__WRITTEN REQUEST__:
For the listing underneath, give the count of lines containing the string "placeholder" and nothing further.

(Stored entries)
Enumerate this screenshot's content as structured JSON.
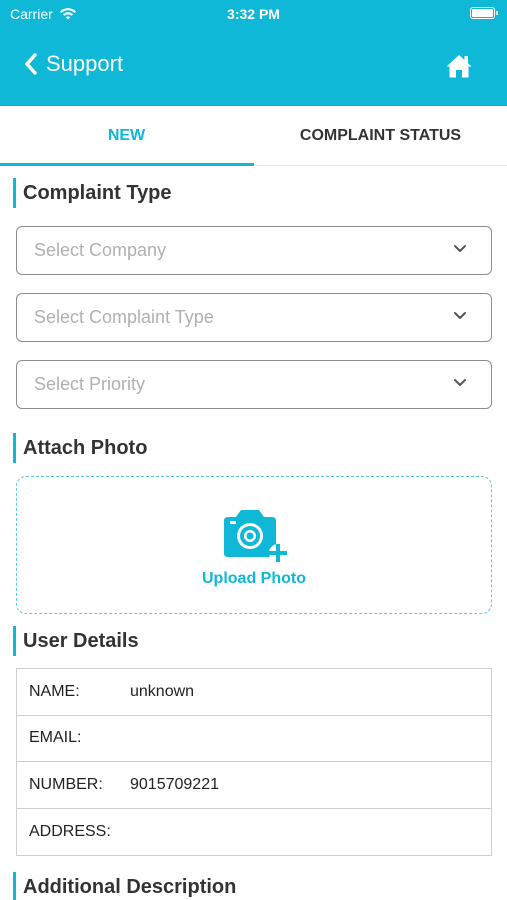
{
  "status_bar": {
    "carrier": "Carrier",
    "time": "3:32 PM"
  },
  "header": {
    "back_label": "Support"
  },
  "tabs": [
    {
      "label": "NEW",
      "active": true
    },
    {
      "label": "COMPLAINT STATUS",
      "active": false
    }
  ],
  "complaint_type": {
    "title": "Complaint Type",
    "selects": [
      {
        "placeholder": "Select Company"
      },
      {
        "placeholder": "Select Complaint Type"
      },
      {
        "placeholder": "Select Priority"
      }
    ]
  },
  "attach_photo": {
    "title": "Attach Photo",
    "upload_label": "Upload Photo"
  },
  "user_details": {
    "title": "User Details",
    "rows": [
      {
        "label": "NAME:",
        "value": "unknown"
      },
      {
        "label": "EMAIL:",
        "value": ""
      },
      {
        "label": "NUMBER:",
        "value": "9015709221"
      },
      {
        "label": "ADDRESS:",
        "value": ""
      }
    ]
  },
  "additional_description": {
    "title": "Additional Description"
  },
  "colors": {
    "accent": "#0fb8d6",
    "header_bg": "#0fb8d6"
  },
  "icons": [
    "wifi-icon",
    "battery-icon",
    "chevron-left-icon",
    "home-icon",
    "chevron-down-icon",
    "camera-add-icon"
  ]
}
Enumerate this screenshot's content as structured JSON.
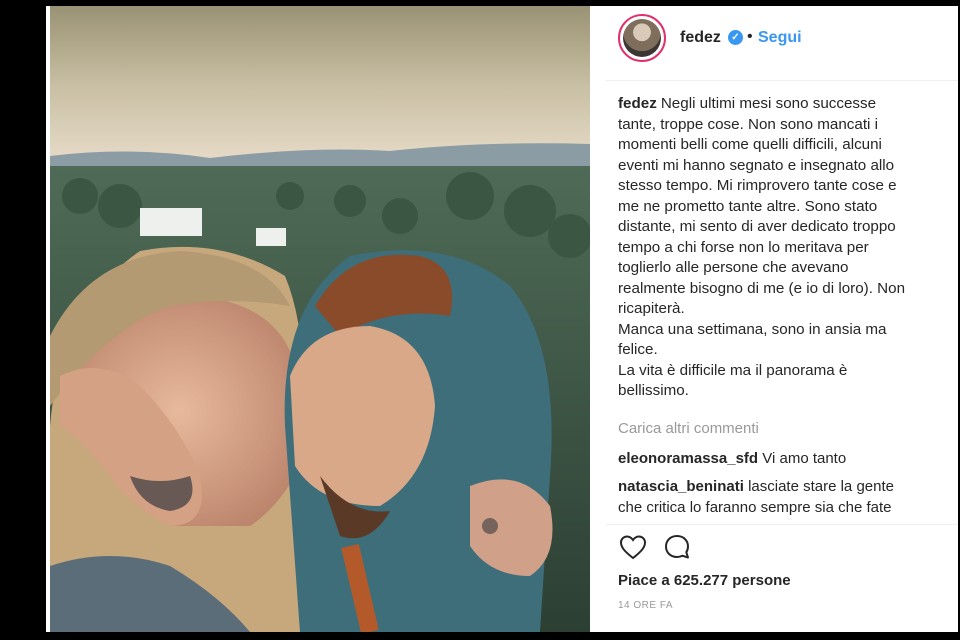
{
  "post": {
    "username": "fedez",
    "separator": "•",
    "follow_label": "Segui",
    "caption_user": "fedez",
    "caption_lines": [
      "Negli ultimi mesi sono successe",
      "tante, troppe cose. Non sono mancati i",
      "momenti belli come quelli difficili, alcuni",
      "eventi mi hanno segnato e insegnato allo",
      "stesso tempo. Mi rimprovero tante cose e",
      "me ne prometto tante altre. Sono stato",
      "distante, mi sento di aver dedicato troppo",
      "tempo a chi forse non lo meritava per",
      "toglierlo alle persone che avevano",
      "realmente bisogno di me (e io di loro). Non",
      "ricapiterà.",
      "Manca una settimana, sono in ansia ma",
      "felice.",
      "La vita è difficile ma il panorama è",
      "bellissimo."
    ],
    "load_more": "Carica altri commenti",
    "comments": [
      {
        "user": "eleonoramassa_sfd",
        "text": "Vi amo tanto"
      },
      {
        "user": "natascia_beninati",
        "text": "lasciate stare la gente",
        "text2": "che critica lo faranno sempre sia che fate"
      }
    ],
    "likes": "Piace a 625.277 persone",
    "time": "14 ORE FA"
  },
  "icons": {
    "verified": "verified-badge-icon",
    "like": "heart-icon",
    "comment": "speech-bubble-icon"
  },
  "colors": {
    "link": "#3897f0",
    "text": "#262626",
    "muted": "#999999"
  }
}
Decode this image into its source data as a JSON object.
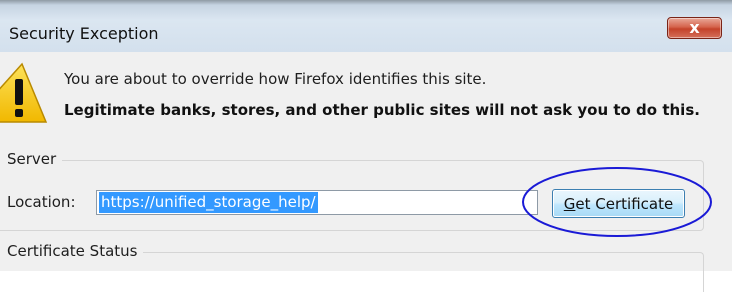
{
  "window": {
    "title": "Security Exception",
    "close_label": "x"
  },
  "message": {
    "line1": "You are about to override how Firefox identifies this site.",
    "line2": "Legitimate banks, stores, and other public sites will not ask you to do this."
  },
  "server": {
    "group_label": "Server",
    "location_label": "Location:",
    "location_value": "https://unified_storage_help/",
    "get_certificate_access_key": "G",
    "get_certificate_rest": "et Certificate"
  },
  "certificate_status": {
    "group_label": "Certificate Status"
  },
  "colors": {
    "accent_selection": "#3399ff",
    "annotation_ellipse": "#1a1ad6",
    "warning_yellow": "#f5c400"
  },
  "icons": {
    "warning": "warning-triangle-icon",
    "close": "close-icon"
  }
}
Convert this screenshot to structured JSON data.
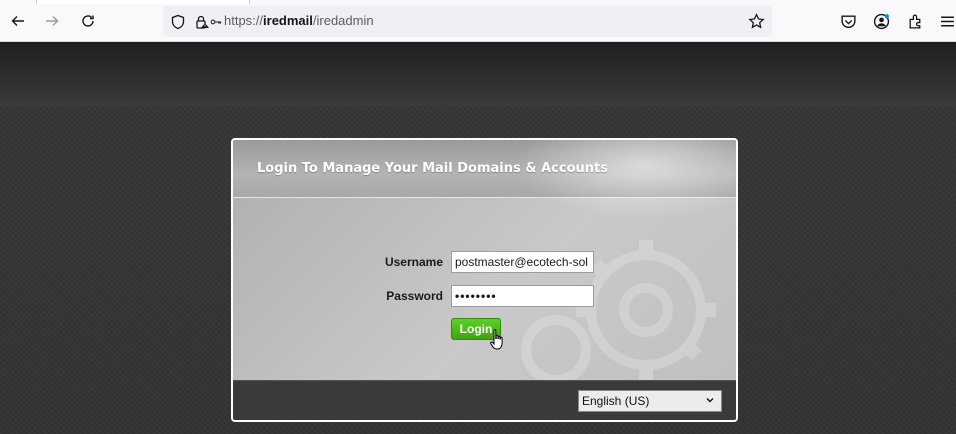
{
  "browser": {
    "url_prefix": "https://",
    "url_host": "iredmail",
    "url_path": "/iredadmin"
  },
  "login": {
    "title": "Login To Manage Your Mail Domains & Accounts",
    "username_label": "Username",
    "username_value": "postmaster@ecotech-sol",
    "password_label": "Password",
    "password_masked": "••••••••",
    "login_button": "Login",
    "language_selected": "English (US)"
  },
  "colors": {
    "login_button": "#4cbb17",
    "page_background": "#333333"
  }
}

__TASK RESPONSE__:
3